== EXERCISE ==
All of the listing below must be repeated word for word. Pictures are the only thing to omit.

== PROVIDED MATERIAL ==

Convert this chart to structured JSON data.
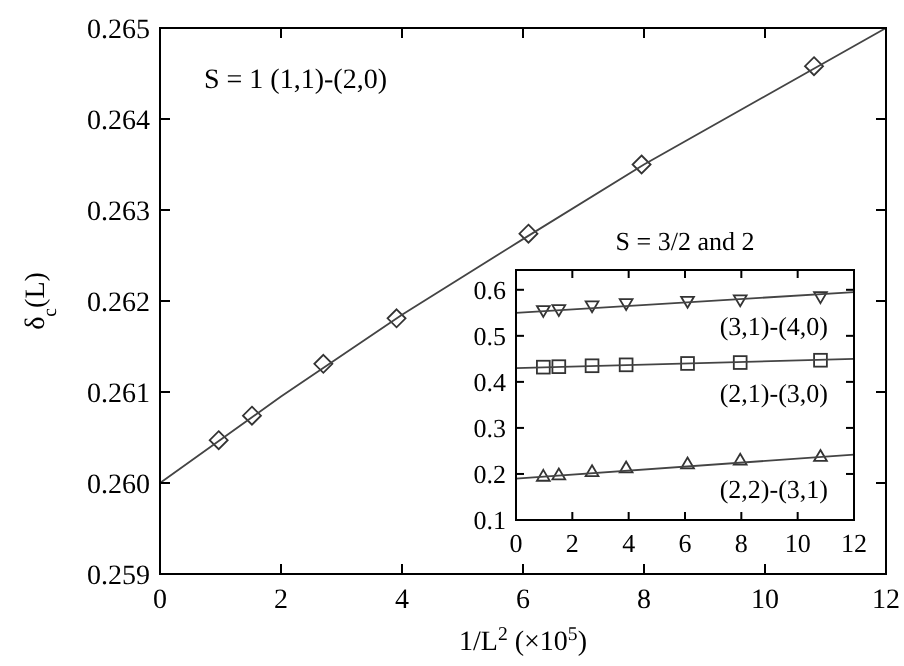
{
  "chart_data": [
    {
      "type": "scatter",
      "ylabel": "δ$_{c}$(L)",
      "xlabel": "1/L$^{2}$ (×10$^{5}$)",
      "annotations": [
        "S = 1  (1,1)-(2,0)"
      ],
      "x": [
        0.97,
        1.52,
        2.7,
        3.91,
        6.09,
        7.96,
        10.81
      ],
      "xlim": [
        0,
        12
      ],
      "xticks": [
        0,
        2,
        4,
        6,
        8,
        10,
        12
      ],
      "ylim": [
        0.259,
        0.265
      ],
      "yticks": [
        {
          "value": 0.259,
          "label": "0.259"
        },
        {
          "value": 0.26,
          "label": "0.260"
        },
        {
          "value": 0.261,
          "label": "0.261"
        },
        {
          "value": 0.262,
          "label": "0.262"
        },
        {
          "value": 0.263,
          "label": "0.263"
        },
        {
          "value": 0.264,
          "label": "0.264"
        },
        {
          "value": 0.265,
          "label": "0.265"
        }
      ],
      "series": [
        {
          "marker": "diamond",
          "color": "#333333",
          "values": [
            0.26047,
            0.26074,
            0.26131,
            0.26181,
            0.26274,
            0.2635,
            0.26458
          ]
        },
        {
          "type": "line",
          "marker": "none",
          "line_style": "solid",
          "color": "#444444",
          "x": [
            0,
            2,
            4,
            6,
            8,
            10,
            12
          ],
          "values": [
            0.26,
            0.26095,
            0.26185,
            0.26268,
            0.2635,
            0.26425,
            0.265
          ]
        }
      ]
    },
    {
      "type": "scatter",
      "title": "S = 3/2 and 2",
      "x": [
        0.97,
        1.52,
        2.7,
        3.91,
        6.09,
        7.96,
        10.81
      ],
      "xlim": [
        0,
        12
      ],
      "xticks": [
        0,
        2,
        4,
        6,
        8,
        10,
        12
      ],
      "ylim": [
        0.1,
        0.643
      ],
      "yticks": [
        0.1,
        0.2,
        0.3,
        0.4,
        0.5,
        0.6
      ],
      "series": [
        {
          "marker": "triangle-down",
          "color": "#333333",
          "values": [
            0.555,
            0.557,
            0.565,
            0.57,
            0.575,
            0.578,
            0.585
          ]
        },
        {
          "marker": "square",
          "color": "#333333",
          "values": [
            0.432,
            0.433,
            0.435,
            0.437,
            0.44,
            0.442,
            0.447
          ]
        },
        {
          "marker": "triangle",
          "color": "#333333",
          "values": [
            0.195,
            0.198,
            0.205,
            0.213,
            0.222,
            0.23,
            0.238
          ]
        },
        {
          "type": "line",
          "name": "(3,1)-(4,0)",
          "marker": "none",
          "line_style": "solid",
          "color": "#444444",
          "x": [
            0,
            12
          ],
          "values": [
            0.55,
            0.595
          ]
        },
        {
          "type": "line",
          "name": "(2,1)-(3,0)",
          "marker": "none",
          "line_style": "solid",
          "color": "#444444",
          "x": [
            0,
            12
          ],
          "values": [
            0.43,
            0.45
          ]
        },
        {
          "type": "line",
          "name": "(2,2)-(3,1)",
          "marker": "none",
          "line_style": "solid",
          "color": "#444444",
          "x": [
            0,
            12
          ],
          "values": [
            0.19,
            0.242
          ]
        }
      ]
    }
  ]
}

== RESULT OF THE EXERCISE ==
Convert this chart to structured JSON data.
{
  "chart_data": [
    {
      "type": "scatter",
      "ylabel": "δ$_{c}$(L)",
      "xlabel": "1/L$^{2}$ (×10$^{5}$)",
      "annotations": [
        "S = 1  (1,1)-(2,0)"
      ],
      "x": [
        0.97,
        1.52,
        2.7,
        3.91,
        6.09,
        7.96,
        10.81
      ],
      "xlim": [
        0,
        12
      ],
      "xticks": [
        0,
        2,
        4,
        6,
        8,
        10,
        12
      ],
      "ylim": [
        0.259,
        0.265
      ],
      "yticks": [
        {
          "value": 0.259,
          "label": "0.259"
        },
        {
          "value": 0.26,
          "label": "0.260"
        },
        {
          "value": 0.261,
          "label": "0.261"
        },
        {
          "value": 0.262,
          "label": "0.262"
        },
        {
          "value": 0.263,
          "label": "0.263"
        },
        {
          "value": 0.264,
          "label": "0.264"
        },
        {
          "value": 0.265,
          "label": "0.265"
        }
      ],
      "series": [
        {
          "marker": "diamond",
          "color": "#333333",
          "values": [
            0.26047,
            0.26074,
            0.26131,
            0.26181,
            0.26274,
            0.2635,
            0.26458
          ]
        },
        {
          "type": "line",
          "marker": "none",
          "line_style": "solid",
          "color": "#444444",
          "x": [
            0,
            2,
            4,
            6,
            8,
            10,
            12
          ],
          "values": [
            0.26,
            0.26095,
            0.26185,
            0.26268,
            0.2635,
            0.26425,
            0.265
          ]
        }
      ]
    },
    {
      "type": "scatter",
      "title": "S = 3/2 and 2",
      "x": [
        0.97,
        1.52,
        2.7,
        3.91,
        6.09,
        7.96,
        10.81
      ],
      "xlim": [
        0,
        12
      ],
      "xticks": [
        0,
        2,
        4,
        6,
        8,
        10,
        12
      ],
      "ylim": [
        0.1,
        0.643
      ],
      "yticks": [
        0.1,
        0.2,
        0.3,
        0.4,
        0.5,
        0.6
      ],
      "series": [
        {
          "marker": "triangle-down",
          "color": "#333333",
          "values": [
            0.555,
            0.557,
            0.565,
            0.57,
            0.575,
            0.578,
            0.585
          ]
        },
        {
          "marker": "square",
          "color": "#333333",
          "values": [
            0.432,
            0.433,
            0.435,
            0.437,
            0.44,
            0.442,
            0.447
          ]
        },
        {
          "marker": "triangle",
          "color": "#333333",
          "values": [
            0.195,
            0.198,
            0.205,
            0.213,
            0.222,
            0.23,
            0.238
          ]
        },
        {
          "type": "line",
          "name": "(3,1)-(4,0)",
          "marker": "none",
          "line_style": "solid",
          "color": "#444444",
          "x": [
            0,
            12
          ],
          "values": [
            0.55,
            0.595
          ]
        },
        {
          "type": "line",
          "name": "(2,1)-(3,0)",
          "marker": "none",
          "line_style": "solid",
          "color": "#444444",
          "x": [
            0,
            12
          ],
          "values": [
            0.43,
            0.45
          ]
        },
        {
          "type": "line",
          "name": "(2,2)-(3,1)",
          "marker": "none",
          "line_style": "solid",
          "color": "#444444",
          "x": [
            0,
            12
          ],
          "values": [
            0.19,
            0.242
          ]
        }
      ]
    }
  ]
}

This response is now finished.